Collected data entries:
· · · ·

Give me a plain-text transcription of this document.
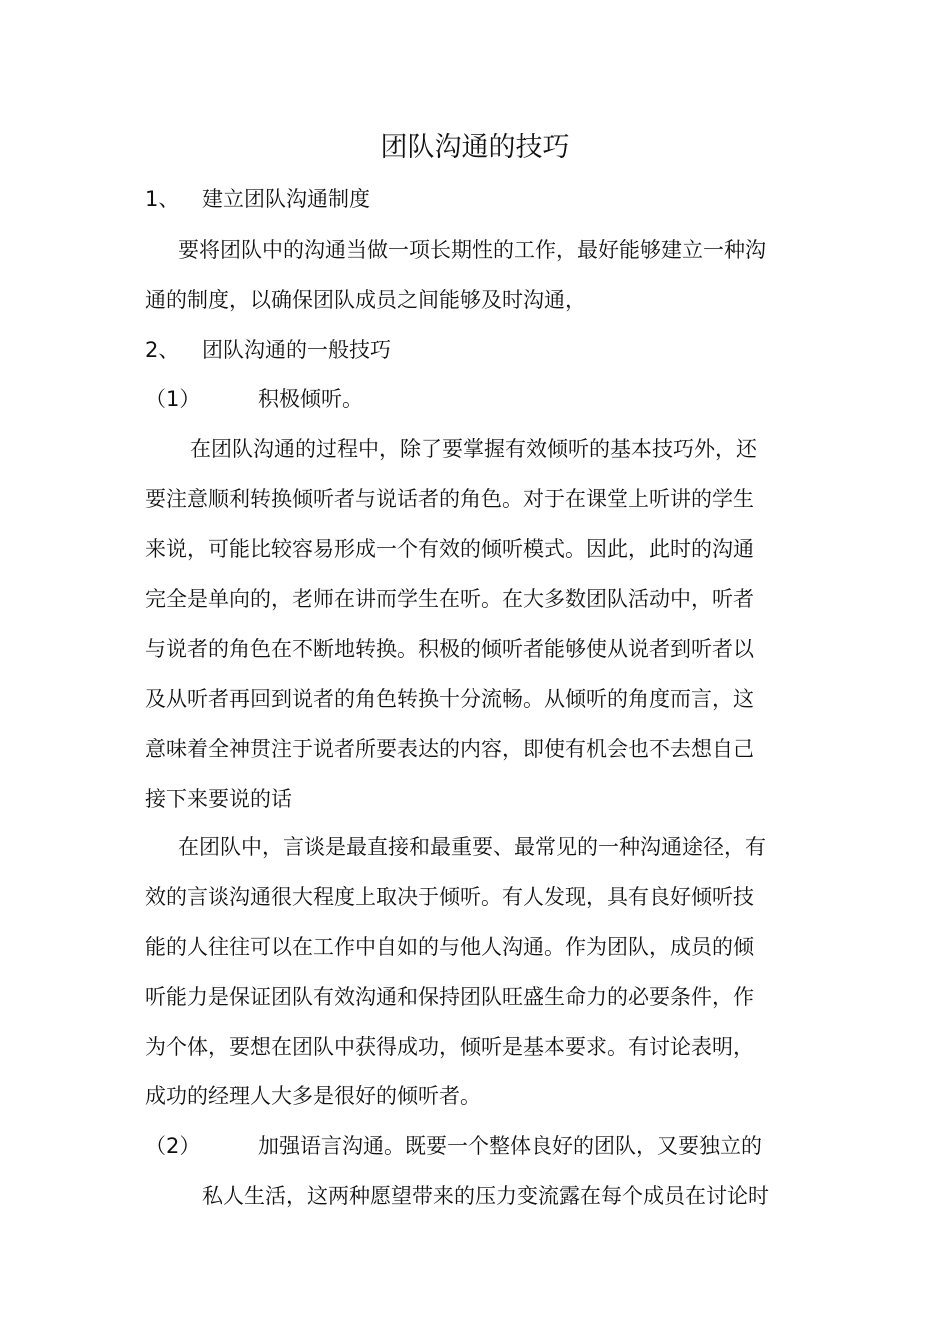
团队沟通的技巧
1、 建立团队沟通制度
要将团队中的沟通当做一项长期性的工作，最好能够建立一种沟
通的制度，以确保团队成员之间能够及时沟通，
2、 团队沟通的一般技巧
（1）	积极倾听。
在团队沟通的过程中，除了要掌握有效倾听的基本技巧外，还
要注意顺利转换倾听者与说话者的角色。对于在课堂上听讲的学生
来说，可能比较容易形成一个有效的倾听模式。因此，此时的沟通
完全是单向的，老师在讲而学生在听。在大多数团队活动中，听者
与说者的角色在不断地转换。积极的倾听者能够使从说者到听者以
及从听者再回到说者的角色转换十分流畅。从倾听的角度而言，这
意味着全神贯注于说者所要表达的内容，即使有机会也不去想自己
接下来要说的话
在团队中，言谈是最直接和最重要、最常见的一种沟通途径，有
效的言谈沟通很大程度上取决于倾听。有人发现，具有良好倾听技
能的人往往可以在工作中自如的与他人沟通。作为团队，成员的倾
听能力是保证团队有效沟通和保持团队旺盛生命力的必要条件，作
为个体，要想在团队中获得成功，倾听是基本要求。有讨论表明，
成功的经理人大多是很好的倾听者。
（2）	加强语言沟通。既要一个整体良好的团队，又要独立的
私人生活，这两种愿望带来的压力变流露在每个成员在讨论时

· · · ·

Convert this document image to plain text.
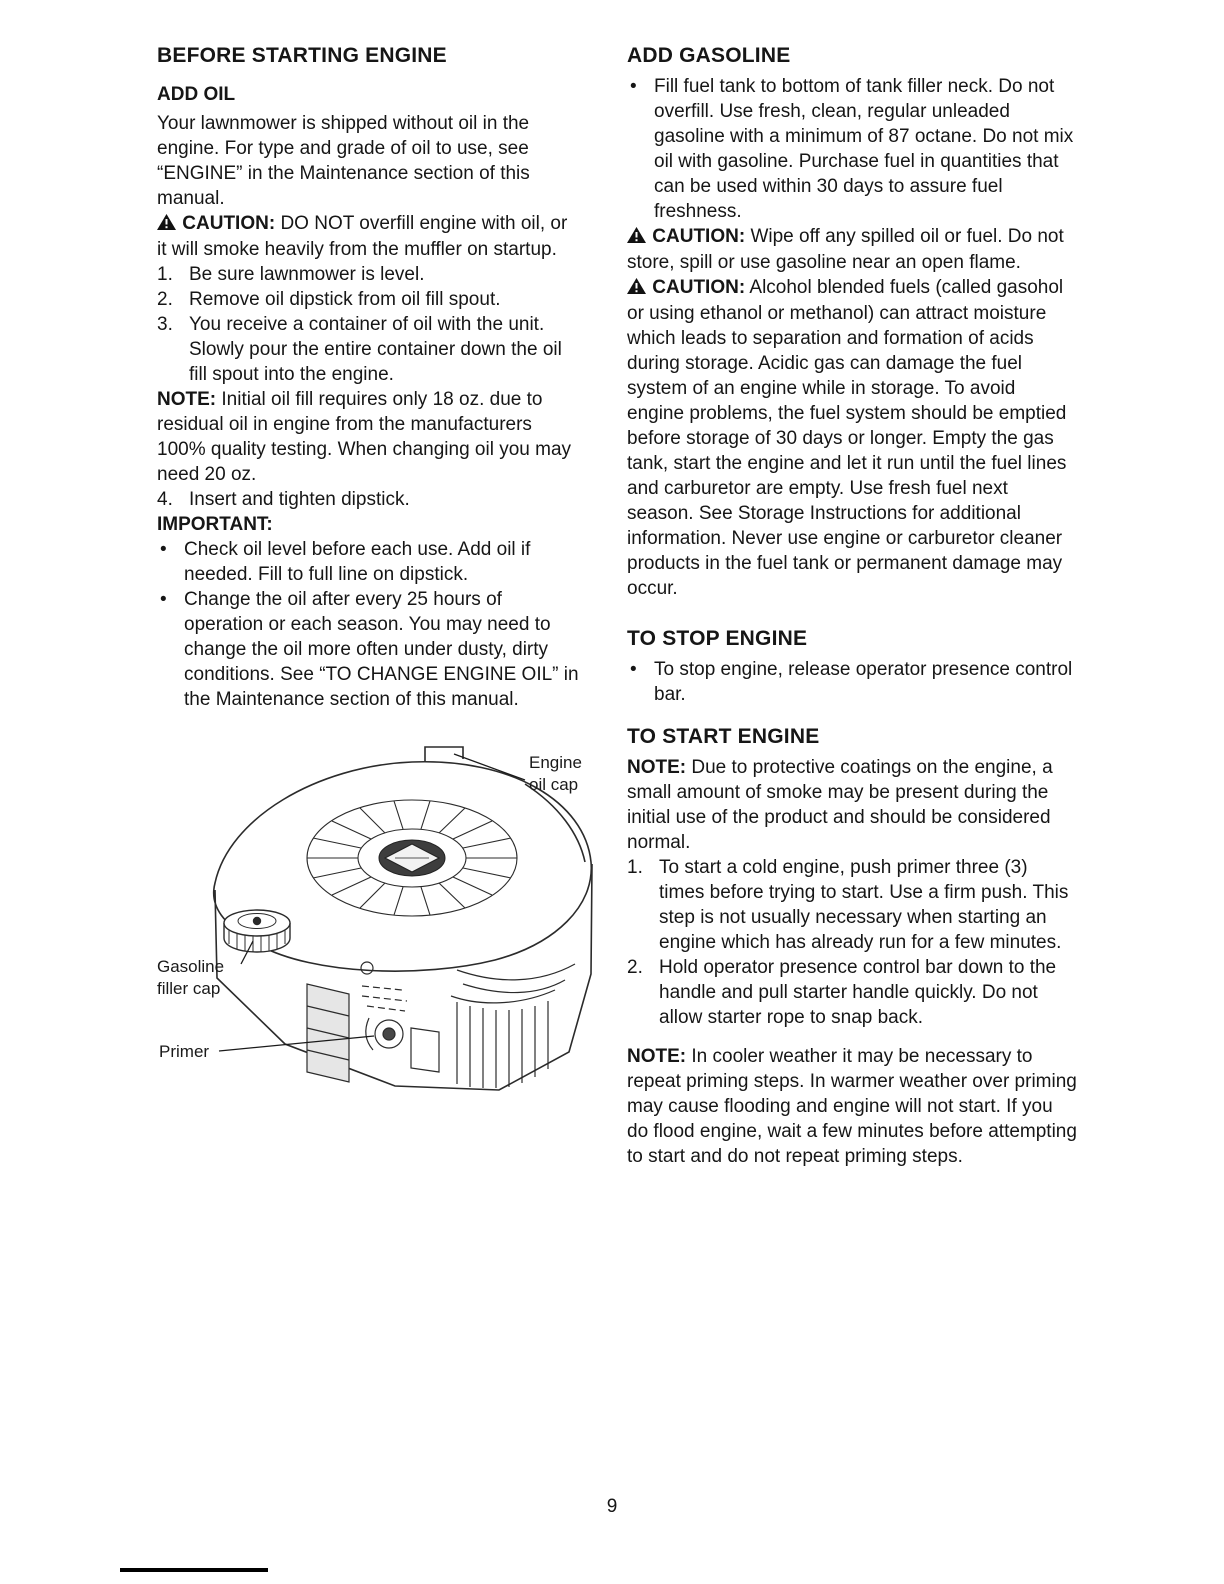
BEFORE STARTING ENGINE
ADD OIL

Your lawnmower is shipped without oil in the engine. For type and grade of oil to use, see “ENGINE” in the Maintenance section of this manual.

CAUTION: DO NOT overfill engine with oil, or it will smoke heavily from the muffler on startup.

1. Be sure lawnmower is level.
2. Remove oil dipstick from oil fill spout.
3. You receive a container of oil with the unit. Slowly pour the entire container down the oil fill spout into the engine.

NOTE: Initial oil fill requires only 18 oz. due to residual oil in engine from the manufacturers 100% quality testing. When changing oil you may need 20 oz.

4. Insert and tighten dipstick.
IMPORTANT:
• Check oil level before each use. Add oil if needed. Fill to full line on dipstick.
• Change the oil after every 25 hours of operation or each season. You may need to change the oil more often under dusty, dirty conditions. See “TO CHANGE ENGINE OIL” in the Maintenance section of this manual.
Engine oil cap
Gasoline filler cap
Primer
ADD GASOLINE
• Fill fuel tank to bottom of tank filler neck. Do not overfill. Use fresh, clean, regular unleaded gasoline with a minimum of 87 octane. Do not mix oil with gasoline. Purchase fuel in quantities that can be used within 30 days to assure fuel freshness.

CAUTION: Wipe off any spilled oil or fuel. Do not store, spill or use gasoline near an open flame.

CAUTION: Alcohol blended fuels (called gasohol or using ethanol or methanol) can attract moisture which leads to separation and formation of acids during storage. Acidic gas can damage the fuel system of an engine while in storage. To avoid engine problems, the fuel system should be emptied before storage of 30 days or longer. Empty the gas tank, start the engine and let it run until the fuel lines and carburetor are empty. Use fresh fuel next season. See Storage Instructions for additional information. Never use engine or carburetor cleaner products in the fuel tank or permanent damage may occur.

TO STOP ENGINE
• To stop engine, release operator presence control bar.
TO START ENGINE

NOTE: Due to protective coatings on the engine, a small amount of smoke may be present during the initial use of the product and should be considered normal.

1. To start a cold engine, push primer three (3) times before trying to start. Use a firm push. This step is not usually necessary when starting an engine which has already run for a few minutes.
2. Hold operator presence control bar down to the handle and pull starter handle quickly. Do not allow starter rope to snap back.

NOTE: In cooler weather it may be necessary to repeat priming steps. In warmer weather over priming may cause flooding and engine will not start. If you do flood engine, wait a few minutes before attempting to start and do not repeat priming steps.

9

· · · ·

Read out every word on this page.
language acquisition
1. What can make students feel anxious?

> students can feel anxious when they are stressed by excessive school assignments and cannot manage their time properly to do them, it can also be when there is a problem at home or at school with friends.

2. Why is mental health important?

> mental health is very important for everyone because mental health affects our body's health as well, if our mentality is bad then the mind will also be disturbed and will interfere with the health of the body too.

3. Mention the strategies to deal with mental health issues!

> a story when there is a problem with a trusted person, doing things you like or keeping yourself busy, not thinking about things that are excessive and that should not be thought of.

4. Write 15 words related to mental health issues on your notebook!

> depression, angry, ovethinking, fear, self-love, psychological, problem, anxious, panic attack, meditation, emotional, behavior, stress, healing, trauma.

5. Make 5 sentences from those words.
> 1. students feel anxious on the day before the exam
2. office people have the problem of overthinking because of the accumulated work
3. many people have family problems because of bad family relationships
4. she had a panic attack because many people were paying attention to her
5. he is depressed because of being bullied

· · · ·

■ **Task statement**
Search the data for the word "issues" and copy each line where it appears.

■ **The solution**
3. Mention the strategies to deal with mental health issues!
4. Write 15 words related to mental health issues on your notebook!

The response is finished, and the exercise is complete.